Copy the listing below, swapping every "Bar" for "Rectangle" and leaving everything else unchanged. Omit the pictures from your answer.

— Begin Data supplied —

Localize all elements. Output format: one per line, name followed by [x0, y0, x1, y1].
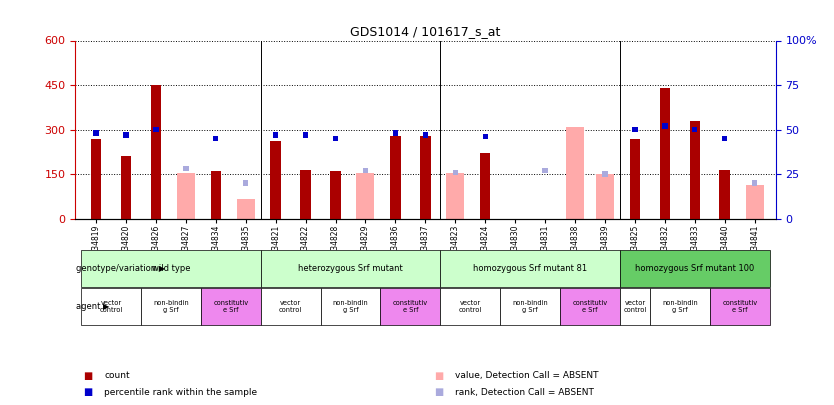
- Bar: [121, 156, 131, 219]
- Text: ■: ■: [434, 387, 443, 397]
- Text: vector
control: vector control: [279, 300, 302, 313]
- Bar: [261, 288, 320, 325]
- Bar: [542, 168, 548, 173]
- Bar: [201, 288, 261, 325]
- Text: constitutiv
e Srf: constitutiv e Srf: [393, 300, 428, 313]
- Bar: [151, 85, 161, 219]
- Bar: [423, 132, 428, 138]
- Bar: [630, 139, 641, 219]
- Text: count: count: [104, 371, 130, 380]
- Title: GDS1014 / 101617_s_at: GDS1014 / 101617_s_at: [350, 25, 500, 38]
- Bar: [183, 166, 188, 171]
- Bar: [261, 250, 440, 287]
- Text: percentile rank within the sample: percentile rank within the sample: [104, 388, 258, 396]
- Bar: [243, 180, 249, 186]
- Text: constitutiv
e Srf: constitutiv e Srf: [722, 300, 757, 313]
- Bar: [81, 288, 141, 325]
- Bar: [440, 250, 620, 287]
- Text: wild type: wild type: [152, 264, 190, 273]
- Bar: [303, 132, 309, 138]
- Bar: [602, 171, 608, 177]
- Bar: [722, 136, 727, 141]
- Text: homozygous Srf mutant 81: homozygous Srf mutant 81: [473, 264, 587, 273]
- Bar: [320, 288, 380, 325]
- Bar: [81, 250, 261, 287]
- Bar: [560, 288, 620, 325]
- Bar: [453, 170, 458, 175]
- Bar: [566, 127, 584, 219]
- Bar: [632, 127, 638, 132]
- Bar: [141, 288, 201, 325]
- Bar: [333, 136, 339, 141]
- Bar: [483, 134, 488, 139]
- Text: heterozygous Srf mutant: heterozygous Srf mutant: [298, 264, 403, 273]
- Text: vector
control: vector control: [459, 300, 482, 313]
- Text: non-bindin
g Srf: non-bindin g Srf: [512, 300, 548, 313]
- Bar: [596, 174, 614, 219]
- Bar: [330, 171, 341, 219]
- Text: vector
control: vector control: [99, 300, 123, 313]
- Bar: [620, 250, 770, 287]
- Bar: [93, 130, 98, 136]
- Bar: [393, 130, 398, 136]
- Bar: [213, 136, 219, 141]
- Bar: [500, 288, 560, 325]
- Text: non-bindin
g Srf: non-bindin g Srf: [153, 300, 188, 313]
- Text: homozygous Srf mutant 100: homozygous Srf mutant 100: [636, 264, 755, 273]
- Bar: [710, 288, 770, 325]
- Bar: [153, 127, 158, 132]
- Bar: [390, 136, 400, 219]
- Text: genotype/variation ▶: genotype/variation ▶: [76, 264, 165, 273]
- Bar: [620, 288, 650, 325]
- Text: non-bindin
g Srf: non-bindin g Srf: [333, 300, 369, 313]
- Bar: [270, 141, 281, 219]
- Bar: [380, 288, 440, 325]
- Text: constitutiv
e Srf: constitutiv e Srf: [214, 300, 249, 313]
- Bar: [273, 132, 279, 138]
- Text: constitutiv
e Srf: constitutiv e Srf: [572, 300, 607, 313]
- Text: vector
control: vector control: [623, 300, 646, 313]
- Text: rank, Detection Call = ABSENT: rank, Detection Call = ABSENT: [455, 388, 594, 396]
- Bar: [363, 168, 368, 173]
- Bar: [300, 170, 311, 219]
- Text: value, Detection Call = ABSENT: value, Detection Call = ABSENT: [455, 371, 598, 380]
- Text: ■: ■: [83, 371, 93, 381]
- Bar: [746, 185, 764, 219]
- Bar: [720, 170, 730, 219]
- Bar: [210, 171, 221, 219]
- Text: ■: ■: [83, 387, 93, 397]
- Bar: [440, 288, 500, 325]
- Bar: [692, 127, 697, 132]
- Bar: [91, 139, 101, 219]
- Bar: [177, 173, 195, 219]
- Bar: [237, 199, 254, 219]
- Text: non-bindin
g Srf: non-bindin g Srf: [662, 300, 698, 313]
- Bar: [356, 173, 374, 219]
- Bar: [446, 173, 465, 219]
- Bar: [752, 180, 757, 186]
- Bar: [420, 136, 430, 219]
- Bar: [480, 153, 490, 219]
- Text: ■: ■: [434, 371, 443, 381]
- Bar: [660, 88, 670, 219]
- Text: agent ▶: agent ▶: [76, 302, 109, 311]
- Bar: [662, 124, 667, 129]
- Bar: [650, 288, 710, 325]
- Bar: [123, 132, 128, 138]
- Bar: [690, 121, 700, 219]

— End Data supplied —

■ Written response:
Localize all elements. Output format: one per line, name followed by [x0, y0, x1, y1].
- Rectangle: [121, 156, 131, 219]
- Text: ■: ■: [434, 387, 443, 397]
- Text: vector
control: vector control: [279, 300, 302, 313]
- Rectangle: [261, 288, 320, 325]
- Rectangle: [542, 168, 548, 173]
- Rectangle: [201, 288, 261, 325]
- Text: constitutiv
e Srf: constitutiv e Srf: [393, 300, 428, 313]
- Rectangle: [151, 85, 161, 219]
- Rectangle: [423, 132, 428, 138]
- Rectangle: [630, 139, 641, 219]
- Text: count: count: [104, 371, 130, 380]
- Title: GDS1014 / 101617_s_at: GDS1014 / 101617_s_at: [350, 25, 500, 38]
- Rectangle: [183, 166, 188, 171]
- Rectangle: [261, 250, 440, 287]
- Text: percentile rank within the sample: percentile rank within the sample: [104, 388, 258, 396]
- Rectangle: [243, 180, 249, 186]
- Text: constitutiv
e Srf: constitutiv e Srf: [722, 300, 757, 313]
- Rectangle: [81, 288, 141, 325]
- Rectangle: [440, 250, 620, 287]
- Text: wild type: wild type: [152, 264, 190, 273]
- Rectangle: [303, 132, 309, 138]
- Rectangle: [602, 171, 608, 177]
- Rectangle: [722, 136, 727, 141]
- Text: homozygous Srf mutant 81: homozygous Srf mutant 81: [473, 264, 587, 273]
- Rectangle: [320, 288, 380, 325]
- Rectangle: [81, 250, 261, 287]
- Rectangle: [560, 288, 620, 325]
- Rectangle: [453, 170, 458, 175]
- Rectangle: [566, 127, 584, 219]
- Rectangle: [632, 127, 638, 132]
- Rectangle: [141, 288, 201, 325]
- Rectangle: [333, 136, 339, 141]
- Rectangle: [483, 134, 488, 139]
- Text: heterozygous Srf mutant: heterozygous Srf mutant: [298, 264, 403, 273]
- Text: vector
control: vector control: [459, 300, 482, 313]
- Text: non-bindin
g Srf: non-bindin g Srf: [512, 300, 548, 313]
- Rectangle: [596, 174, 614, 219]
- Rectangle: [330, 171, 341, 219]
- Text: vector
control: vector control: [99, 300, 123, 313]
- Rectangle: [620, 250, 770, 287]
- Rectangle: [93, 130, 98, 136]
- Rectangle: [393, 130, 398, 136]
- Rectangle: [213, 136, 219, 141]
- Rectangle: [500, 288, 560, 325]
- Text: non-bindin
g Srf: non-bindin g Srf: [153, 300, 188, 313]
- Text: homozygous Srf mutant 100: homozygous Srf mutant 100: [636, 264, 755, 273]
- Rectangle: [710, 288, 770, 325]
- Rectangle: [153, 127, 158, 132]
- Rectangle: [390, 136, 400, 219]
- Text: genotype/variation ▶: genotype/variation ▶: [76, 264, 165, 273]
- Rectangle: [620, 288, 650, 325]
- Text: non-bindin
g Srf: non-bindin g Srf: [333, 300, 369, 313]
- Rectangle: [270, 141, 281, 219]
- Rectangle: [380, 288, 440, 325]
- Text: constitutiv
e Srf: constitutiv e Srf: [214, 300, 249, 313]
- Rectangle: [273, 132, 279, 138]
- Text: constitutiv
e Srf: constitutiv e Srf: [572, 300, 607, 313]
- Text: vector
control: vector control: [623, 300, 646, 313]
- Text: rank, Detection Call = ABSENT: rank, Detection Call = ABSENT: [455, 388, 594, 396]
- Rectangle: [363, 168, 368, 173]
- Rectangle: [300, 170, 311, 219]
- Text: value, Detection Call = ABSENT: value, Detection Call = ABSENT: [455, 371, 598, 380]
- Text: ■: ■: [83, 371, 93, 381]
- Rectangle: [746, 185, 764, 219]
- Rectangle: [720, 170, 730, 219]
- Rectangle: [210, 171, 221, 219]
- Text: ■: ■: [83, 387, 93, 397]
- Rectangle: [440, 288, 500, 325]
- Rectangle: [692, 127, 697, 132]
- Rectangle: [91, 139, 101, 219]
- Rectangle: [177, 173, 195, 219]
- Rectangle: [237, 199, 254, 219]
- Text: non-bindin
g Srf: non-bindin g Srf: [662, 300, 698, 313]
- Rectangle: [356, 173, 374, 219]
- Rectangle: [446, 173, 465, 219]
- Rectangle: [752, 180, 757, 186]
- Rectangle: [420, 136, 430, 219]
- Rectangle: [480, 153, 490, 219]
- Text: ■: ■: [434, 371, 443, 381]
- Rectangle: [660, 88, 670, 219]
- Text: agent ▶: agent ▶: [76, 302, 109, 311]
- Rectangle: [662, 124, 667, 129]
- Rectangle: [650, 288, 710, 325]
- Rectangle: [123, 132, 128, 138]
- Rectangle: [690, 121, 700, 219]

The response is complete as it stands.